Stored records
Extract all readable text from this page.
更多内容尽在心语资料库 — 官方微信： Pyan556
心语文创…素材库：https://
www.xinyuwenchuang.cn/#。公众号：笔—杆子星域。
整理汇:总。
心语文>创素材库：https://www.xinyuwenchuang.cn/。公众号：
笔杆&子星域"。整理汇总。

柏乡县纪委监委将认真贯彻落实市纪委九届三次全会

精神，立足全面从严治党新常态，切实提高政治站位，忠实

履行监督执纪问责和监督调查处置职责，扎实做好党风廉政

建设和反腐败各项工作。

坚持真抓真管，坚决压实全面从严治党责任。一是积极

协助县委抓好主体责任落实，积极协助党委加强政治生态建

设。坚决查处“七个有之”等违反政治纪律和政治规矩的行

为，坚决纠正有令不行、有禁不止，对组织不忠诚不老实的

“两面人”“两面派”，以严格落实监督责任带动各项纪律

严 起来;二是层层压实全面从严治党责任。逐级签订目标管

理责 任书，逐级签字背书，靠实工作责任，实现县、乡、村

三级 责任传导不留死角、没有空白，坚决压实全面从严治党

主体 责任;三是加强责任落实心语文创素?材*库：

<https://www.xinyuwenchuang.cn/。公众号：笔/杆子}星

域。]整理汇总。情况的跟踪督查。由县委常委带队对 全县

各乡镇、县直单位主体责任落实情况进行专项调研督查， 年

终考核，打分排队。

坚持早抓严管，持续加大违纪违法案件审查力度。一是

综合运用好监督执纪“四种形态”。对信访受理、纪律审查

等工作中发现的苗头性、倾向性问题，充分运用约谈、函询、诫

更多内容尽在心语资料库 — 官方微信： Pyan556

* * *

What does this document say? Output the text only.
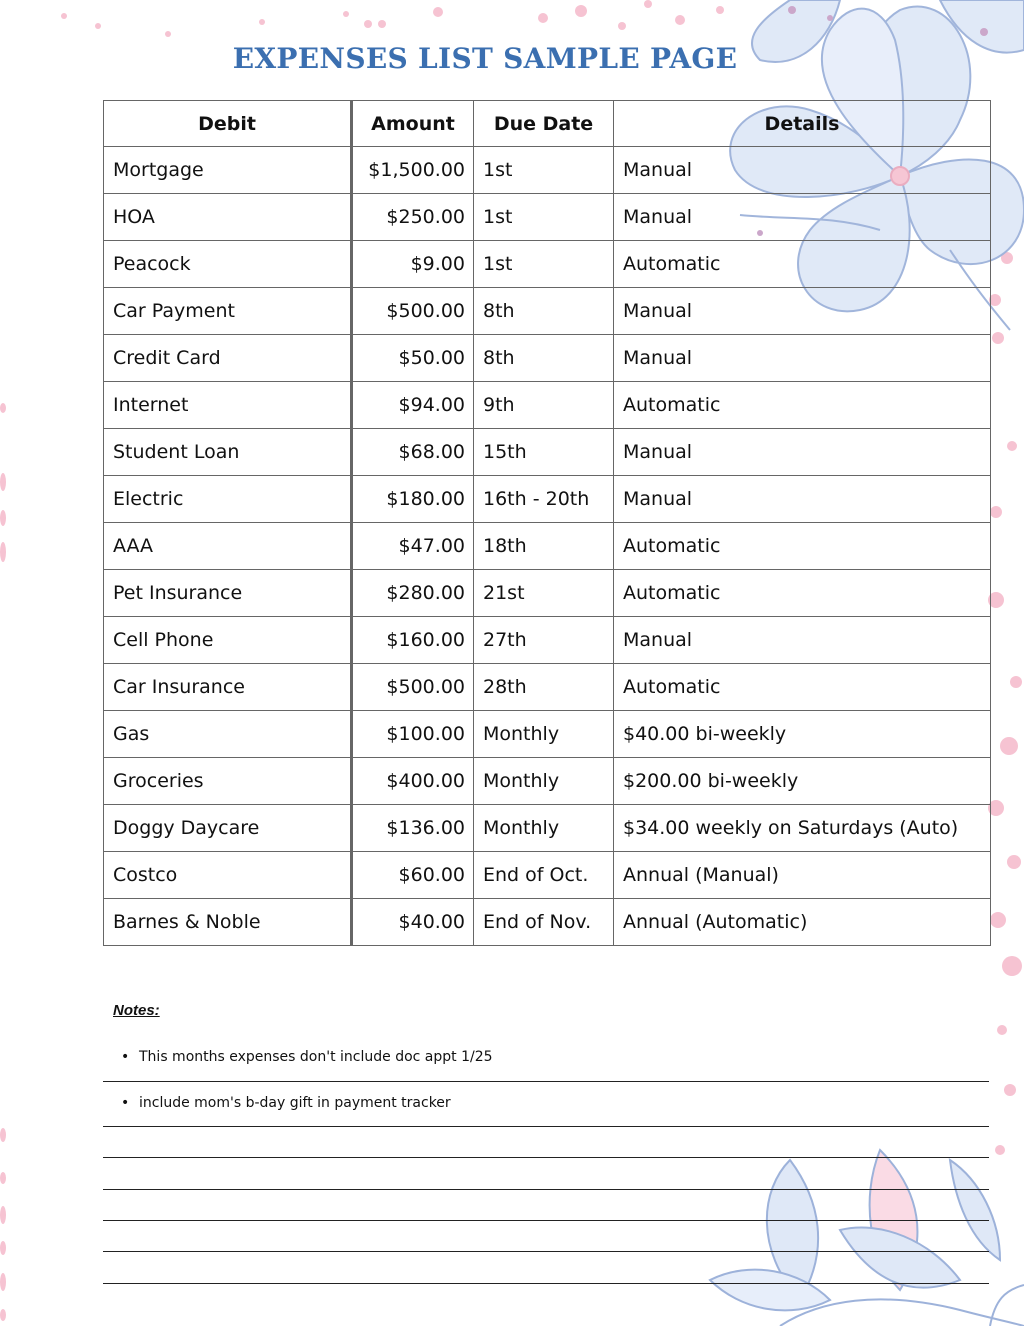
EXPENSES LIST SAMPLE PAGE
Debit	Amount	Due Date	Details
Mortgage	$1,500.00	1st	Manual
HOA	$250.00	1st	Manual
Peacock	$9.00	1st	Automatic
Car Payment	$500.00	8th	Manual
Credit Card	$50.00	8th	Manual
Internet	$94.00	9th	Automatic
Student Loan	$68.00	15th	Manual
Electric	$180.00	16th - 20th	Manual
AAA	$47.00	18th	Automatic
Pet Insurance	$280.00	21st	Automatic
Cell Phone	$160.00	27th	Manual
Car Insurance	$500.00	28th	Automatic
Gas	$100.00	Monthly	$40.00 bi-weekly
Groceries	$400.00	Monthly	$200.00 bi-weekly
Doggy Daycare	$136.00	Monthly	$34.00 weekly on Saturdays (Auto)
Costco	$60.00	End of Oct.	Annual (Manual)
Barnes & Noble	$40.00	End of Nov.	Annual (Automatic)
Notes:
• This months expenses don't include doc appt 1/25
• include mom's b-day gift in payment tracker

Task
What is the number of lines in the records that contain the word "Monthly"? Answer with the number and nothing else.

Result
3